_WHAT YOU WILL DO:_
Among the records below, find each line containing the word "Afloop" and copy it.

_RECORDS SHOWN:_
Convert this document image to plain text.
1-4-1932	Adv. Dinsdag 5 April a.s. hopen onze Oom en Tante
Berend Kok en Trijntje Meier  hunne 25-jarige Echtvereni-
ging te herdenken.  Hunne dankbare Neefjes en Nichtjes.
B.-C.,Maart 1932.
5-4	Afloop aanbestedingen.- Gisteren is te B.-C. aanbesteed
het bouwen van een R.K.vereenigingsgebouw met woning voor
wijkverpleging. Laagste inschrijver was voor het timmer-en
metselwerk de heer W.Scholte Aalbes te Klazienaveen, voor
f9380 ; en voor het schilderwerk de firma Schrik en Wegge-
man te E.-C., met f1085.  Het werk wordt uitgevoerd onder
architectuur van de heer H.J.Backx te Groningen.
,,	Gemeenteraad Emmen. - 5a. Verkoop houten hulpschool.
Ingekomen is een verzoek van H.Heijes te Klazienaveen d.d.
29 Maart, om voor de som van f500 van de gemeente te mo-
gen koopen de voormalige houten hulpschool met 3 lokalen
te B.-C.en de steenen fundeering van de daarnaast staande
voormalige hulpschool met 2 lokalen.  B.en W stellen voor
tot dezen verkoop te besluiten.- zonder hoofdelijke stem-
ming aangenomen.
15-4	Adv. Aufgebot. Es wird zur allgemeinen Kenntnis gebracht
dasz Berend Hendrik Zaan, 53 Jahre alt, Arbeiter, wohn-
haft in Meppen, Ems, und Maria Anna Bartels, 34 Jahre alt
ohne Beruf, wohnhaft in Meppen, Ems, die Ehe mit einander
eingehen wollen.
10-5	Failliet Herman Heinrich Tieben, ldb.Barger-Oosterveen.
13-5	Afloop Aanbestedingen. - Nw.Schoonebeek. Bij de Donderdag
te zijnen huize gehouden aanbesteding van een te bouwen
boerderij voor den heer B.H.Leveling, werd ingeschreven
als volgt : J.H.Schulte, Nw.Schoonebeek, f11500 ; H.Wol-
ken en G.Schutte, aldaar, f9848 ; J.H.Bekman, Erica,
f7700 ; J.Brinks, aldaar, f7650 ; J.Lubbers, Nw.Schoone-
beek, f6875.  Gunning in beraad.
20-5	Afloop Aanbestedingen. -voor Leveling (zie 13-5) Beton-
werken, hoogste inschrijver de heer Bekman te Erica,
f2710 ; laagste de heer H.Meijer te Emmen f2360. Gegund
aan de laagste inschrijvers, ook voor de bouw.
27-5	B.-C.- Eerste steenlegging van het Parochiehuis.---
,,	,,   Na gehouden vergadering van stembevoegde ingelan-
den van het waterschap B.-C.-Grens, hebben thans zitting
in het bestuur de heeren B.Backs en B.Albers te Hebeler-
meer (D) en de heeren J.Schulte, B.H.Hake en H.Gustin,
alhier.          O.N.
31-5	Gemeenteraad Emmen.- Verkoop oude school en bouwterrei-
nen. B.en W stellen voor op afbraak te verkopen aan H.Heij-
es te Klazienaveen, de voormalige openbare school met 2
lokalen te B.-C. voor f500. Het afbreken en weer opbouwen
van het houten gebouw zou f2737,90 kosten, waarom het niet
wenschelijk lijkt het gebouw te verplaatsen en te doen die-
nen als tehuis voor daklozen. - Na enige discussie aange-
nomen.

_OUTPUT FOR THIS TASK:_
5-4	Afloop aanbestedingen.- Gisteren is te B.-C. aanbesteed
13-5	Afloop Aanbestedingen. - Nw.Schoonebeek. Bij de Donderdag
20-5	Afloop Aanbestedingen. -voor Leveling (zie 13-5) Beton-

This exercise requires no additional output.